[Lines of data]
______
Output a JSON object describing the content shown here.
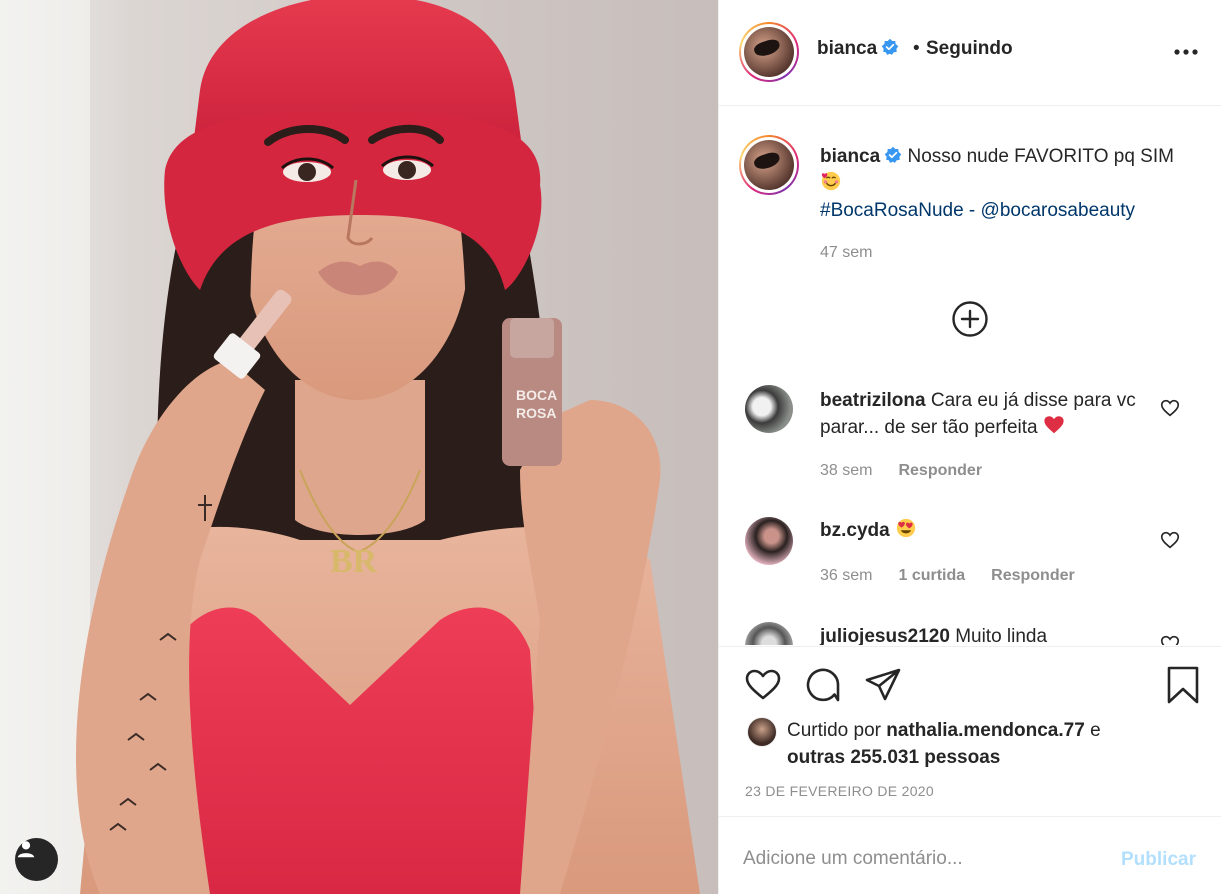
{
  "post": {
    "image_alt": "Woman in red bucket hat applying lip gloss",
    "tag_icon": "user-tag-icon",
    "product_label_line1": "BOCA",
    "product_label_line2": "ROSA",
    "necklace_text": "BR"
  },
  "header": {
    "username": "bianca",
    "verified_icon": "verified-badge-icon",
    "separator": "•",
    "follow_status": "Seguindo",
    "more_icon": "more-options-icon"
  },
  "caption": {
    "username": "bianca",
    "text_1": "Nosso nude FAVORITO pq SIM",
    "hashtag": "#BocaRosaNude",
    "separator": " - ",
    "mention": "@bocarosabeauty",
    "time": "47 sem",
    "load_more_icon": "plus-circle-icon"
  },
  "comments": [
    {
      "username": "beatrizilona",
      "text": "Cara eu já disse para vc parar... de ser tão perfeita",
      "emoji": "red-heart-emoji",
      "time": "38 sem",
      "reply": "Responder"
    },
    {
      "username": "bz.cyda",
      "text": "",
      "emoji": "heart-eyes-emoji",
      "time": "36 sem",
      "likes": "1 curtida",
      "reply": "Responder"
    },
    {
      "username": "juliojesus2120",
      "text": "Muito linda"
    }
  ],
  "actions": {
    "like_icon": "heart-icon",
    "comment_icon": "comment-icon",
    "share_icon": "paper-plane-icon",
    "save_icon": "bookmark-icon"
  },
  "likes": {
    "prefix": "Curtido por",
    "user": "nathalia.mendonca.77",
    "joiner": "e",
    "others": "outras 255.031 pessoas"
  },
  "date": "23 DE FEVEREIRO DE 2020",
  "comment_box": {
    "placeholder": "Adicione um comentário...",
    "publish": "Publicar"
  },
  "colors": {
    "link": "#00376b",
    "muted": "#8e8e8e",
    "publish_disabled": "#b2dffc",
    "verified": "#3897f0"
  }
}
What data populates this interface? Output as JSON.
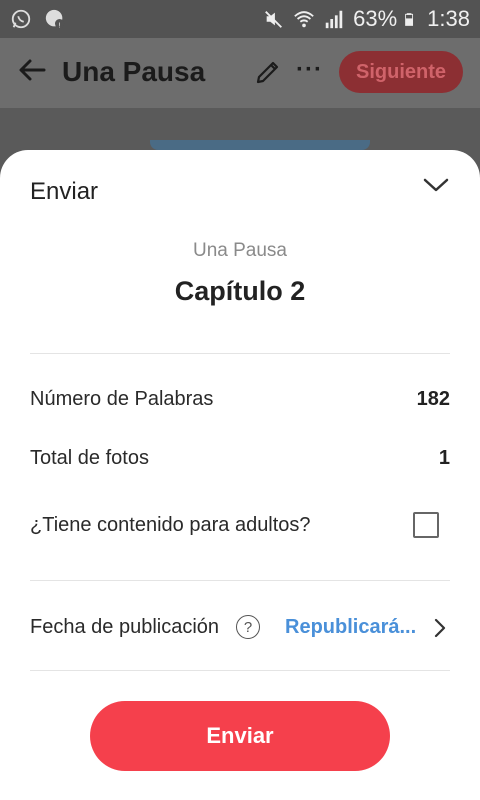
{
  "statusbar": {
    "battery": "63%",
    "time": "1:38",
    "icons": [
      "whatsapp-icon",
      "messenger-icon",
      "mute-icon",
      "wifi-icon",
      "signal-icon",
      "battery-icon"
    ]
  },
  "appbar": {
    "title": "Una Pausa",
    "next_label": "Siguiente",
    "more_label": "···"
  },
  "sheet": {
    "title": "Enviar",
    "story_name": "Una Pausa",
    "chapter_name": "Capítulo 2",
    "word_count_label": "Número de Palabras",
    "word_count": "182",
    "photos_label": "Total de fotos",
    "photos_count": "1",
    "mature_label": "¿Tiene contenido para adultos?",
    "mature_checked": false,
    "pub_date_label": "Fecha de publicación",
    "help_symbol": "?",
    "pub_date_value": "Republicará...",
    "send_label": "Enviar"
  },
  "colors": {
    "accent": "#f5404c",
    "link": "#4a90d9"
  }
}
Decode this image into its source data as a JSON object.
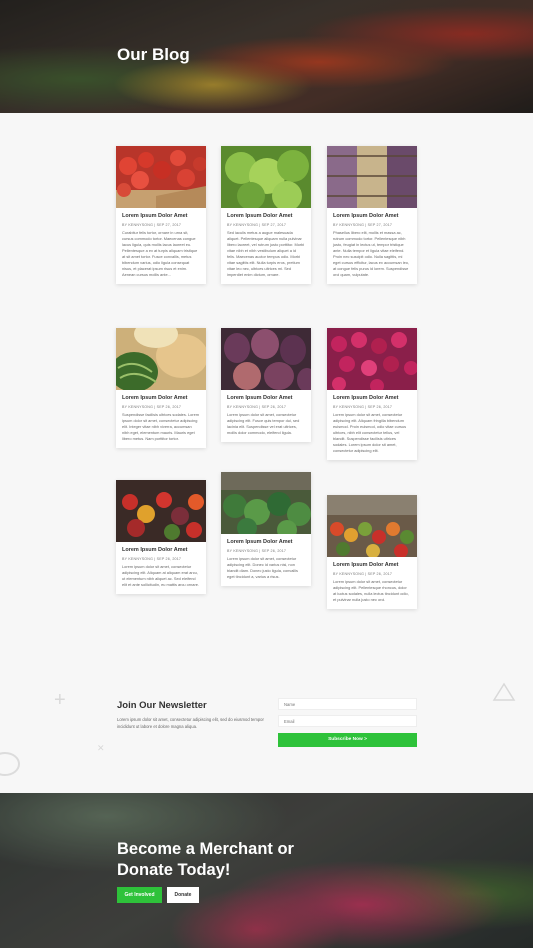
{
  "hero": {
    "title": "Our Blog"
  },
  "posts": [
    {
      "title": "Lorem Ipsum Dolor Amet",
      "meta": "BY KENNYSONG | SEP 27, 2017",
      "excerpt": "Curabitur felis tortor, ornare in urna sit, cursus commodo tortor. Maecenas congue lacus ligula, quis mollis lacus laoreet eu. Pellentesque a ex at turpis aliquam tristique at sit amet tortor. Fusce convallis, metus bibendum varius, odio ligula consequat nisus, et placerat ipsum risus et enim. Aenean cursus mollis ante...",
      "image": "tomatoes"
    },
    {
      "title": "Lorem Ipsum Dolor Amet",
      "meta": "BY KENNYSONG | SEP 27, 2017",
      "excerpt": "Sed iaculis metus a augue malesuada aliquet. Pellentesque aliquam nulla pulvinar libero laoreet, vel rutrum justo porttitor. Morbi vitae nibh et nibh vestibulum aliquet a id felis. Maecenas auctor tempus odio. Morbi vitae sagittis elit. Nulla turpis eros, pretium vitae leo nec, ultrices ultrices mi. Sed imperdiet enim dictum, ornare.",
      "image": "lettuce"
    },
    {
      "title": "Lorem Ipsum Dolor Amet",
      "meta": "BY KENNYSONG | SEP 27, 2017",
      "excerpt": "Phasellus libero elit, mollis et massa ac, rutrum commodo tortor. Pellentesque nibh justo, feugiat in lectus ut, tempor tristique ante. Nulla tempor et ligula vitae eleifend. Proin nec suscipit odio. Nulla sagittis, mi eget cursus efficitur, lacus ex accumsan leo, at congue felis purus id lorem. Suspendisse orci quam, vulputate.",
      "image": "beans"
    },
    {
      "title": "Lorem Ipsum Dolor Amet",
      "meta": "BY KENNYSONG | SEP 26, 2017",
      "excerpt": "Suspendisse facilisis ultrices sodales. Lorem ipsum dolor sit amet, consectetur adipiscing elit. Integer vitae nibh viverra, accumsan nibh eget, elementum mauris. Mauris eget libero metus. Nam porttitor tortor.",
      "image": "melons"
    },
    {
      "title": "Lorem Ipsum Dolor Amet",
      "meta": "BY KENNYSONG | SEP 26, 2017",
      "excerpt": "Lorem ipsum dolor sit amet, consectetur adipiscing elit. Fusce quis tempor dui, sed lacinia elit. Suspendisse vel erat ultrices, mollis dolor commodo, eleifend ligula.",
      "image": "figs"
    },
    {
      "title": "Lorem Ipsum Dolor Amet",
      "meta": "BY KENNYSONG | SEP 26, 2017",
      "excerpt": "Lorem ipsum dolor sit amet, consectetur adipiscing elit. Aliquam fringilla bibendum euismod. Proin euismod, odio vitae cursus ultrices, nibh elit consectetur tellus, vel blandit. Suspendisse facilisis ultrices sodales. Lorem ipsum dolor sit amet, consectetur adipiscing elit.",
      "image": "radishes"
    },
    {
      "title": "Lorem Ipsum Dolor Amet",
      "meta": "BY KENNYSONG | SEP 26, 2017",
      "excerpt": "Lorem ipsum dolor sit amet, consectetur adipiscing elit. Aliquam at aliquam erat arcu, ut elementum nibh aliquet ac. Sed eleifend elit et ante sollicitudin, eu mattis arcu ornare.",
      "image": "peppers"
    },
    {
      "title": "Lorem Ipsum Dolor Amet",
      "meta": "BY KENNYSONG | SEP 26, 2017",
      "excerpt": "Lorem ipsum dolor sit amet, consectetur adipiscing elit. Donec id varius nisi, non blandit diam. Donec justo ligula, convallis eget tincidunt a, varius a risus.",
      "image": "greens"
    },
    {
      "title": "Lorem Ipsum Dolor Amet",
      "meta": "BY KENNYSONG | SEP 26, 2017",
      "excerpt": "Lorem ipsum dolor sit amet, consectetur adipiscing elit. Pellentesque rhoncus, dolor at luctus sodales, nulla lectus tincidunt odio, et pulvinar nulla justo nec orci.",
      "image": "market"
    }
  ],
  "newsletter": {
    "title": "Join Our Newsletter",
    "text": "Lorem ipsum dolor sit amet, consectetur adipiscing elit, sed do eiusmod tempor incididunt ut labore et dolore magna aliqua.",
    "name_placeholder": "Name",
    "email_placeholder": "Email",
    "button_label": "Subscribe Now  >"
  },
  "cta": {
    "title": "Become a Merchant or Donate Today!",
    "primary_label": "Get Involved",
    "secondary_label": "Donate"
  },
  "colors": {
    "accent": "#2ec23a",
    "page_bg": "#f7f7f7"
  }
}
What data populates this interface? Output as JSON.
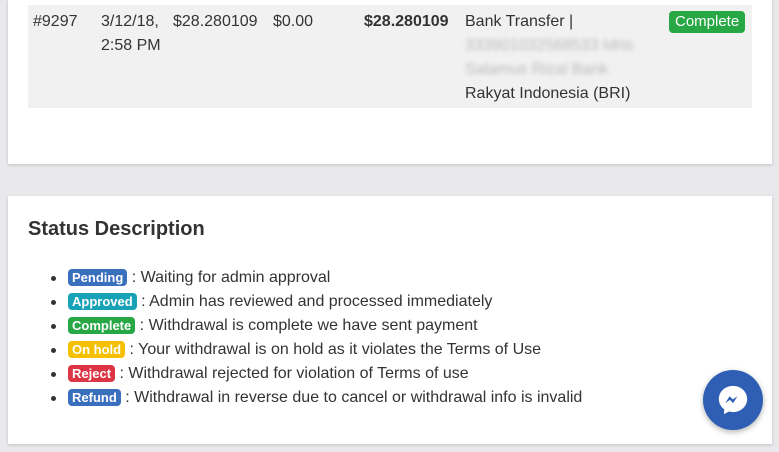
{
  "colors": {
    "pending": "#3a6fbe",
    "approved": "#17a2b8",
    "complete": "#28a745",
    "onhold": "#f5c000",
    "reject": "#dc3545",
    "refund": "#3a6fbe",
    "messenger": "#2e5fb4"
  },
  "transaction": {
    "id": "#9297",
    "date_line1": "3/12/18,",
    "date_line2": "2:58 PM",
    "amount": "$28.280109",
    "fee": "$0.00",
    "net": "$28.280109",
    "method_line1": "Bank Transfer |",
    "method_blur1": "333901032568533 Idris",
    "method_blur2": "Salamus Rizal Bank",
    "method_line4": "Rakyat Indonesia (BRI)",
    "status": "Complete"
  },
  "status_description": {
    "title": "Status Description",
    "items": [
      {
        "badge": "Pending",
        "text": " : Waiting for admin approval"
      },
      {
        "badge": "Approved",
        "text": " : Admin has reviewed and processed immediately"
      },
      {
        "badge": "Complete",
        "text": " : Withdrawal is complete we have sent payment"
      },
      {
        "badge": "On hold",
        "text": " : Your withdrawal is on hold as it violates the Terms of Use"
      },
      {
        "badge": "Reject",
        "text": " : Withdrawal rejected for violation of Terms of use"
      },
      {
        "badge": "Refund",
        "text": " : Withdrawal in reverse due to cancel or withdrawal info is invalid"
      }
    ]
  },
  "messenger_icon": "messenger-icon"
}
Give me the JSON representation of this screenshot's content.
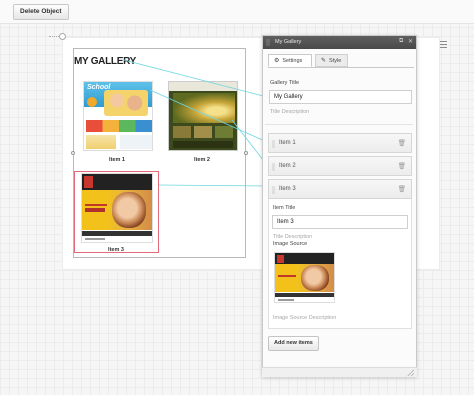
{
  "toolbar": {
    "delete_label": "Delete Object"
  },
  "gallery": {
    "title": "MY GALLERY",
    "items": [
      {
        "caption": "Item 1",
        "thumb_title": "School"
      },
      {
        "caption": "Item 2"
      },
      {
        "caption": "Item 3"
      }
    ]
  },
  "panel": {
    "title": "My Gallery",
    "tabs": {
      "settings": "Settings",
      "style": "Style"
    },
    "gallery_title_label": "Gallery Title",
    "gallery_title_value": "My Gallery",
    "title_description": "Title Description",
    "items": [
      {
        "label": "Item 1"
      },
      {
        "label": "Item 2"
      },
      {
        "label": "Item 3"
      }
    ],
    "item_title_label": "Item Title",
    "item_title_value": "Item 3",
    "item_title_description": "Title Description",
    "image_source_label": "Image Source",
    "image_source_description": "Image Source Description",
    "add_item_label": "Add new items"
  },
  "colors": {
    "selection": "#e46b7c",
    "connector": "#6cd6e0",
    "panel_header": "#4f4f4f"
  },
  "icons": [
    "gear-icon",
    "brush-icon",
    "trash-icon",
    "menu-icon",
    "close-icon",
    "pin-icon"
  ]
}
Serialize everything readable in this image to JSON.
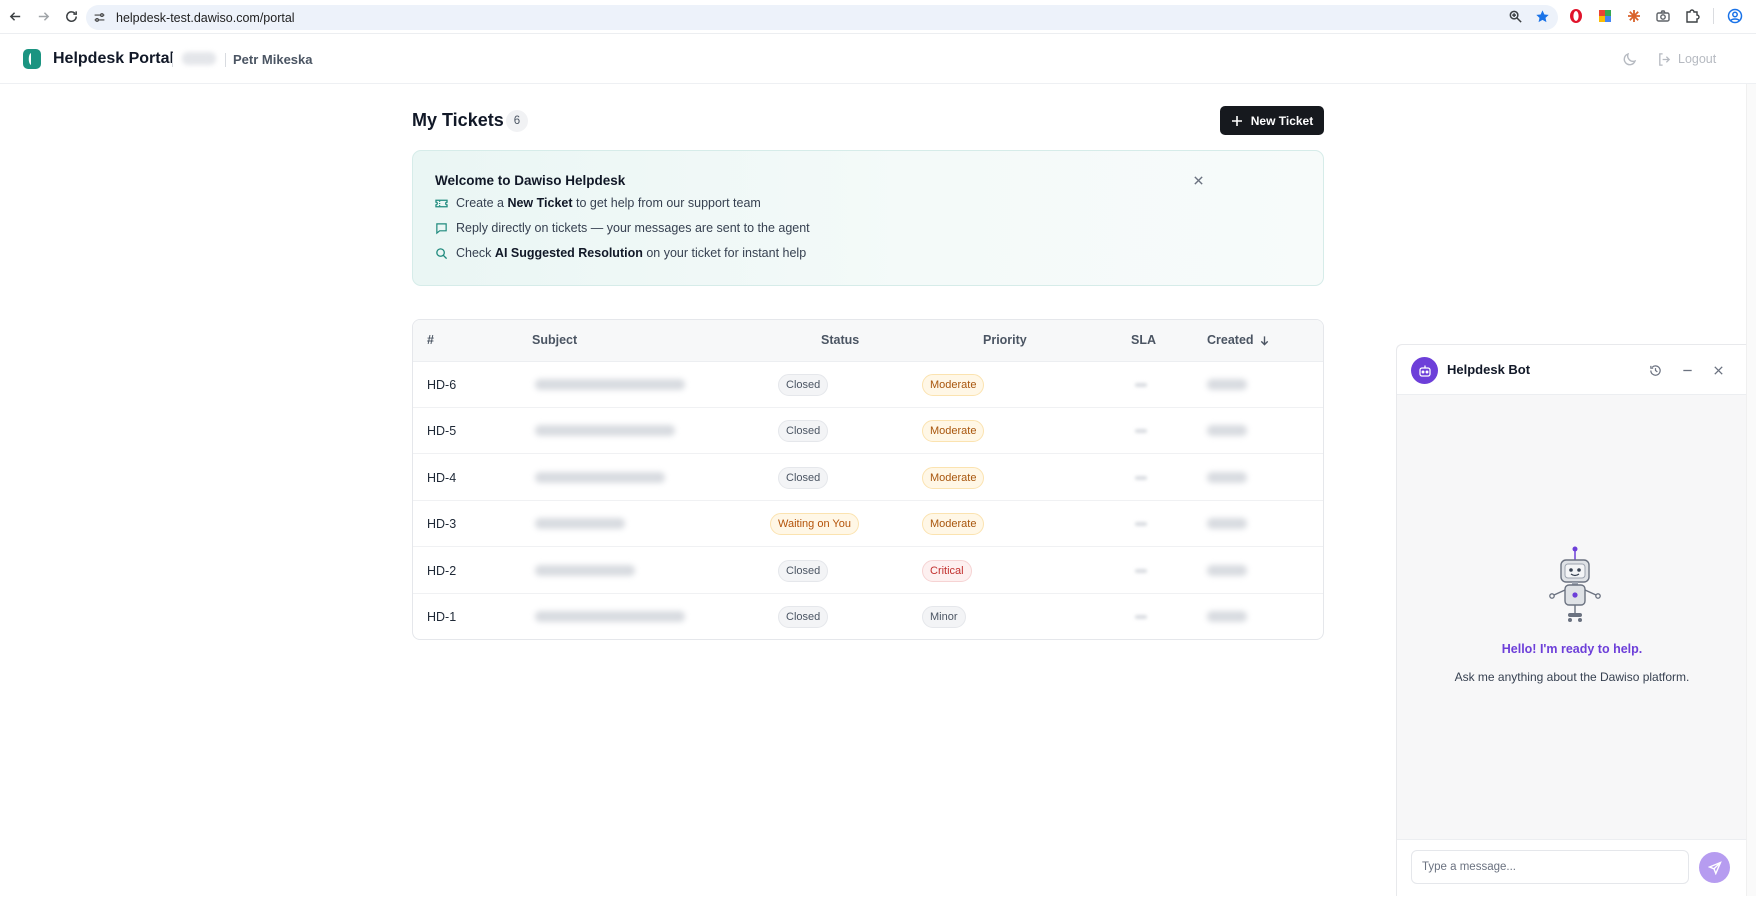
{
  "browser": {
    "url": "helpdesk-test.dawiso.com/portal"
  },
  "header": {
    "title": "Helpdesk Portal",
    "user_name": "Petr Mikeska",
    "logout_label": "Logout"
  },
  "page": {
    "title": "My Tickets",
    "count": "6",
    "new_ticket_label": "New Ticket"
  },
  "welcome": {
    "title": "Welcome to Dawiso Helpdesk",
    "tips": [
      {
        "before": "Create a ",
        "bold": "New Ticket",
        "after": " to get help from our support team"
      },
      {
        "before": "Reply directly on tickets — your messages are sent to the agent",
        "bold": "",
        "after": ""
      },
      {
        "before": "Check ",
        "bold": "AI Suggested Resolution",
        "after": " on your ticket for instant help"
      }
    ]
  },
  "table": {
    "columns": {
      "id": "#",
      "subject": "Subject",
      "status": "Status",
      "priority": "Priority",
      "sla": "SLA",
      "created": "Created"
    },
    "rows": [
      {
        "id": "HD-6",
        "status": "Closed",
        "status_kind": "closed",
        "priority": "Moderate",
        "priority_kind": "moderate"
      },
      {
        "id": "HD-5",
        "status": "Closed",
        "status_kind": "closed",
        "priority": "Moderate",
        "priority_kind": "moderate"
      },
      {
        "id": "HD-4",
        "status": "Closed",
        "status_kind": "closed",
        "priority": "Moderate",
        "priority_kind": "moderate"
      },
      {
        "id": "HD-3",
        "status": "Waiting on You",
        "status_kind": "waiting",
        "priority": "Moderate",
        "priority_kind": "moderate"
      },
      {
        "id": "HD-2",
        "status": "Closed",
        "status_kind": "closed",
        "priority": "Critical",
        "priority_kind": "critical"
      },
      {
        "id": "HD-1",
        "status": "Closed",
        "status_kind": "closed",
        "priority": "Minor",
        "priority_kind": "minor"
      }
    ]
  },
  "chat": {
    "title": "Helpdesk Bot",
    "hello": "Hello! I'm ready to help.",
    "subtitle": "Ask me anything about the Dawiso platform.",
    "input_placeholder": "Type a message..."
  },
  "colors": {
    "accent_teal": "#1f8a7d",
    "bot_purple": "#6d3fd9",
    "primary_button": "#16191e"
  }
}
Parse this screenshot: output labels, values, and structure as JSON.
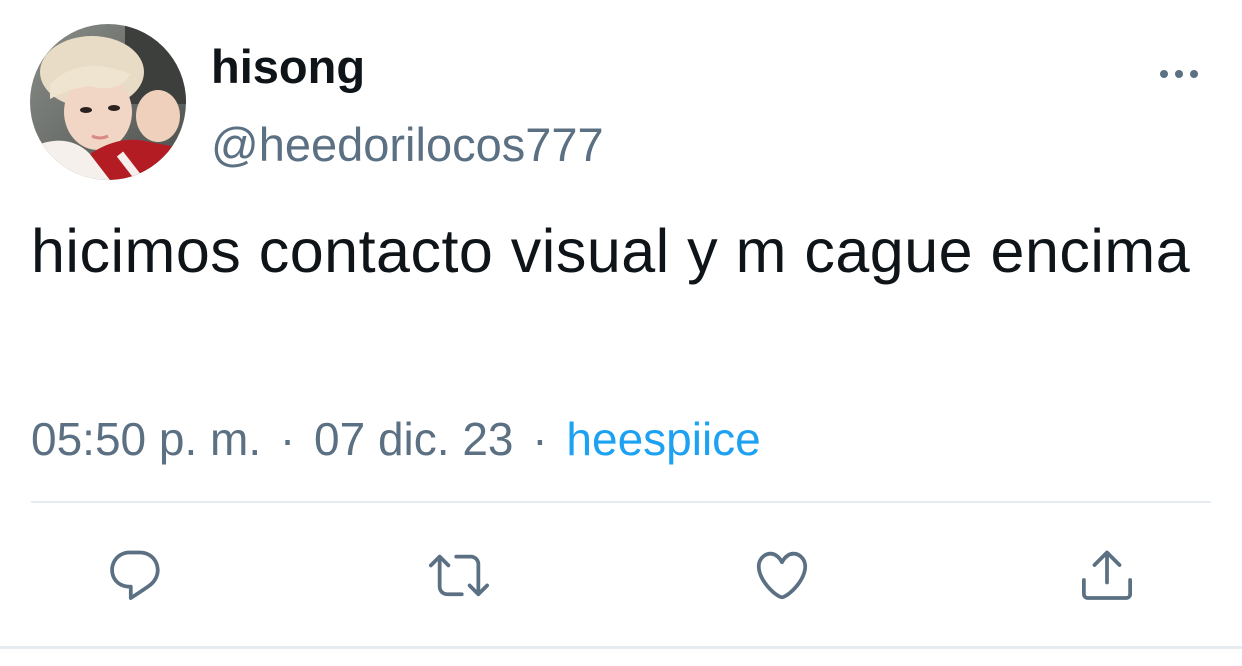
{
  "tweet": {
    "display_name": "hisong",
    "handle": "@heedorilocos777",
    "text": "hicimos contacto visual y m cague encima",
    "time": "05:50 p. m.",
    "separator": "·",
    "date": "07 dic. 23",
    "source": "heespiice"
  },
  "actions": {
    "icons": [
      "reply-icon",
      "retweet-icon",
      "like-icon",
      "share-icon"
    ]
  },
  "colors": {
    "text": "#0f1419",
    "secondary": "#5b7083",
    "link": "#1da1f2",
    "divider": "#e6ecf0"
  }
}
______
■ PROBLEM STATEMENT: Report each line of the material above where the word "Fusce" appears.

■ FULL ANSWER:
      "excerpt": "Curabitur felis tortor, ornare in urna sit, cursus commodo tortor. Maecenas congue lacus ligula, quis mollis lacus laoreet eu. Pellentesque a ex at turpis aliquam tristique at sit amet tortor. Fusce convallis, metus bibendum varius, odio ligula consequat nisus, et placerat ipsum risus et enim. Aenean cursus mollis ante...",
      "excerpt": "Lorem ipsum dolor sit amet, consectetur adipiscing elit. Fusce quis tempor dui, sed lacinia elit. Suspendisse vel erat ultrices, mollis dolor commodo, eleifend ligula.",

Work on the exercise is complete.